* _Requirement_:
The records should be written out in full, with nothing altered.

[Stored items from a collection]
+++
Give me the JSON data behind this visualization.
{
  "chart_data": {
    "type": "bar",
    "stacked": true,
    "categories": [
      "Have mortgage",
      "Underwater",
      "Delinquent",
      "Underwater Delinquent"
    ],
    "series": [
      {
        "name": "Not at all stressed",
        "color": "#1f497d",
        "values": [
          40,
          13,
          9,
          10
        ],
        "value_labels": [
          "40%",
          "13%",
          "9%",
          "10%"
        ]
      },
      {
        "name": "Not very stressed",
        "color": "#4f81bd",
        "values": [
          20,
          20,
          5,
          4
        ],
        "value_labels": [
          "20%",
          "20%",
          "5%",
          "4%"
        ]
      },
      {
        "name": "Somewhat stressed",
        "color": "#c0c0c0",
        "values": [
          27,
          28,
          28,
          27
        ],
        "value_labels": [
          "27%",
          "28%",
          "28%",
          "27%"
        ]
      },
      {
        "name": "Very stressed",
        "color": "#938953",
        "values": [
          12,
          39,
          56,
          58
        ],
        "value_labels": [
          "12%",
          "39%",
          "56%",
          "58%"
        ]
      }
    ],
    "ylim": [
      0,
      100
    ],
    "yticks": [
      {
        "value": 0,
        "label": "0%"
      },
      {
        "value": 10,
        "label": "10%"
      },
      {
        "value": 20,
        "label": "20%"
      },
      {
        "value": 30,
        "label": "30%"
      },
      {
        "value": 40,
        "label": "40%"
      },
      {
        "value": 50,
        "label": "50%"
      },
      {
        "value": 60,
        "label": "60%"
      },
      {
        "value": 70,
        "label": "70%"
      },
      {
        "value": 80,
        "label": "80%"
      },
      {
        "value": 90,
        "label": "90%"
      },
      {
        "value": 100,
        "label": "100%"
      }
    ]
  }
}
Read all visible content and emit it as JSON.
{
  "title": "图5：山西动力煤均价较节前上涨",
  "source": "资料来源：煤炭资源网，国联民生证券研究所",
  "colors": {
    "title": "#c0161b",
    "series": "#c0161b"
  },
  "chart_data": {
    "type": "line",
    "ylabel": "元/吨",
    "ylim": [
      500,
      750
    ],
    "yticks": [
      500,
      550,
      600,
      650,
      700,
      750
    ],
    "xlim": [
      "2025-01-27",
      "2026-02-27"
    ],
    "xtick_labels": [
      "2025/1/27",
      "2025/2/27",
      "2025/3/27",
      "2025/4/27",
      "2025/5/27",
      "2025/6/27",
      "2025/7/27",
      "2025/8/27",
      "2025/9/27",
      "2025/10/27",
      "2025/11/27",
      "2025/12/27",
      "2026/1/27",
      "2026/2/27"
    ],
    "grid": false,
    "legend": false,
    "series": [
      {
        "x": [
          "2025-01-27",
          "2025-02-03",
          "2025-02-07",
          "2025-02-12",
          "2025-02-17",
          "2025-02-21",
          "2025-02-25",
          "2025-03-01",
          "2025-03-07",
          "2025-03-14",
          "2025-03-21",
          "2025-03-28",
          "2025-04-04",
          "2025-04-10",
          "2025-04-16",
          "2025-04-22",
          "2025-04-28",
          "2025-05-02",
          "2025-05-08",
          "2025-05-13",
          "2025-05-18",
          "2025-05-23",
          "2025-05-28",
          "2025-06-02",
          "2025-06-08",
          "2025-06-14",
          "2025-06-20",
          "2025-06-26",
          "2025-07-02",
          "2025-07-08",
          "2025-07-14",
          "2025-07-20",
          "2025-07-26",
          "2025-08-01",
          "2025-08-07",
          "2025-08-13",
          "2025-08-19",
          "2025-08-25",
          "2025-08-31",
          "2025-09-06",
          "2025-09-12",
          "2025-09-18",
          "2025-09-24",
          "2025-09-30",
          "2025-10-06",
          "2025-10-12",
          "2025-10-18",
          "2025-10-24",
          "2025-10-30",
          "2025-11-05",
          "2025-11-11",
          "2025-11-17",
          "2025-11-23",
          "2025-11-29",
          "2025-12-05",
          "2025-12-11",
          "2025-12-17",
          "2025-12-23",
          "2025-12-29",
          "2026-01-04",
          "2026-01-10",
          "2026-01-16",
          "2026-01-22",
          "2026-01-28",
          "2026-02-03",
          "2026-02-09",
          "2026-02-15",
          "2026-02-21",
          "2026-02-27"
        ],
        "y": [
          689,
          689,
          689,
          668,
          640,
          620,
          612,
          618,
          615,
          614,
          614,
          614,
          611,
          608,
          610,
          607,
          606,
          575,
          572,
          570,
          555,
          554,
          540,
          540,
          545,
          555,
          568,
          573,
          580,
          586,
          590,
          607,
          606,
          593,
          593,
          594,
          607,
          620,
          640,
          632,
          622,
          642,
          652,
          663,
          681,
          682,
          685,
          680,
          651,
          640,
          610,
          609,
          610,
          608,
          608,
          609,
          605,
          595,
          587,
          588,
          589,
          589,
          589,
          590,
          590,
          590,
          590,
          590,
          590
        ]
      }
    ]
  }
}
+++
* _Final answer_:
Give me the JSON data behind this visualization.
{
  "chart_data": {
    "type": "bar",
    "stacked": true,
    "categories": [
      "Have mortgage",
      "Underwater",
      "Delinquent",
      "Underwater Delinquent"
    ],
    "series": [
      {
        "name": "Not at all stressed",
        "color": "#1f497d",
        "values": [
          40,
          13,
          9,
          10
        ],
        "value_labels": [
          "40%",
          "13%",
          "9%",
          "10%"
        ]
      },
      {
        "name": "Not very stressed",
        "color": "#4f81bd",
        "values": [
          20,
          20,
          5,
          4
        ],
        "value_labels": [
          "20%",
          "20%",
          "5%",
          "4%"
        ]
      },
      {
        "name": "Somewhat stressed",
        "color": "#c0c0c0",
        "values": [
          27,
          28,
          28,
          27
        ],
        "value_labels": [
          "27%",
          "28%",
          "28%",
          "27%"
        ]
      },
      {
        "name": "Very stressed",
        "color": "#938953",
        "values": [
          12,
          39,
          56,
          58
        ],
        "value_labels": [
          "12%",
          "39%",
          "56%",
          "58%"
        ]
      }
    ],
    "ylim": [
      0,
      100
    ],
    "yticks": [
      {
        "value": 0,
        "label": "0%"
      },
      {
        "value": 10,
        "label": "10%"
      },
      {
        "value": 20,
        "label": "20%"
      },
      {
        "value": 30,
        "label": "30%"
      },
      {
        "value": 40,
        "label": "40%"
      },
      {
        "value": 50,
        "label": "50%"
      },
      {
        "value": 60,
        "label": "60%"
      },
      {
        "value": 70,
        "label": "70%"
      },
      {
        "value": 80,
        "label": "80%"
      },
      {
        "value": 90,
        "label": "90%"
      },
      {
        "value": 100,
        "label": "100%"
      }
    ]
  }
}
Read all visible content and emit it as JSON.
{
  "title": "图5：山西动力煤均价较节前上涨",
  "source": "资料来源：煤炭资源网，国联民生证券研究所",
  "colors": {
    "title": "#c0161b",
    "series": "#c0161b"
  },
  "chart_data": {
    "type": "line",
    "ylabel": "元/吨",
    "ylim": [
      500,
      750
    ],
    "yticks": [
      500,
      550,
      600,
      650,
      700,
      750
    ],
    "xlim": [
      "2025-01-27",
      "2026-02-27"
    ],
    "xtick_labels": [
      "2025/1/27",
      "2025/2/27",
      "2025/3/27",
      "2025/4/27",
      "2025/5/27",
      "2025/6/27",
      "2025/7/27",
      "2025/8/27",
      "2025/9/27",
      "2025/10/27",
      "2025/11/27",
      "2025/12/27",
      "2026/1/27",
      "2026/2/27"
    ],
    "grid": false,
    "legend": false,
    "series": [
      {
        "x": [
          "2025-01-27",
          "2025-02-03",
          "2025-02-07",
          "2025-02-12",
          "2025-02-17",
          "2025-02-21",
          "2025-02-25",
          "2025-03-01",
          "2025-03-07",
          "2025-03-14",
          "2025-03-21",
          "2025-03-28",
          "2025-04-04",
          "2025-04-10",
          "2025-04-16",
          "2025-04-22",
          "2025-04-28",
          "2025-05-02",
          "2025-05-08",
          "2025-05-13",
          "2025-05-18",
          "2025-05-23",
          "2025-05-28",
          "2025-06-02",
          "2025-06-08",
          "2025-06-14",
          "2025-06-20",
          "2025-06-26",
          "2025-07-02",
          "2025-07-08",
          "2025-07-14",
          "2025-07-20",
          "2025-07-26",
          "2025-08-01",
          "2025-08-07",
          "2025-08-13",
          "2025-08-19",
          "2025-08-25",
          "2025-08-31",
          "2025-09-06",
          "2025-09-12",
          "2025-09-18",
          "2025-09-24",
          "2025-09-30",
          "2025-10-06",
          "2025-10-12",
          "2025-10-18",
          "2025-10-24",
          "2025-10-30",
          "2025-11-05",
          "2025-11-11",
          "2025-11-17",
          "2025-11-23",
          "2025-11-29",
          "2025-12-05",
          "2025-12-11",
          "2025-12-17",
          "2025-12-23",
          "2025-12-29",
          "2026-01-04",
          "2026-01-10",
          "2026-01-16",
          "2026-01-22",
          "2026-01-28",
          "2026-02-03",
          "2026-02-09",
          "2026-02-15",
          "2026-02-21",
          "2026-02-27"
        ],
        "y": [
          689,
          689,
          689,
          668,
          640,
          620,
          612,
          618,
          615,
          614,
          614,
          614,
          611,
          608,
          610,
          607,
          606,
          575,
          572,
          570,
          555,
          554,
          540,
          540,
          545,
          555,
          568,
          573,
          580,
          586,
          590,
          607,
          606,
          593,
          593,
          594,
          607,
          620,
          640,
          632,
          622,
          642,
          652,
          663,
          681,
          682,
          685,
          680,
          651,
          640,
          610,
          609,
          610,
          608,
          608,
          609,
          605,
          595,
          587,
          588,
          589,
          589,
          589,
          590,
          590,
          590,
          590,
          590,
          590
        ]
      }
    ]
  }
}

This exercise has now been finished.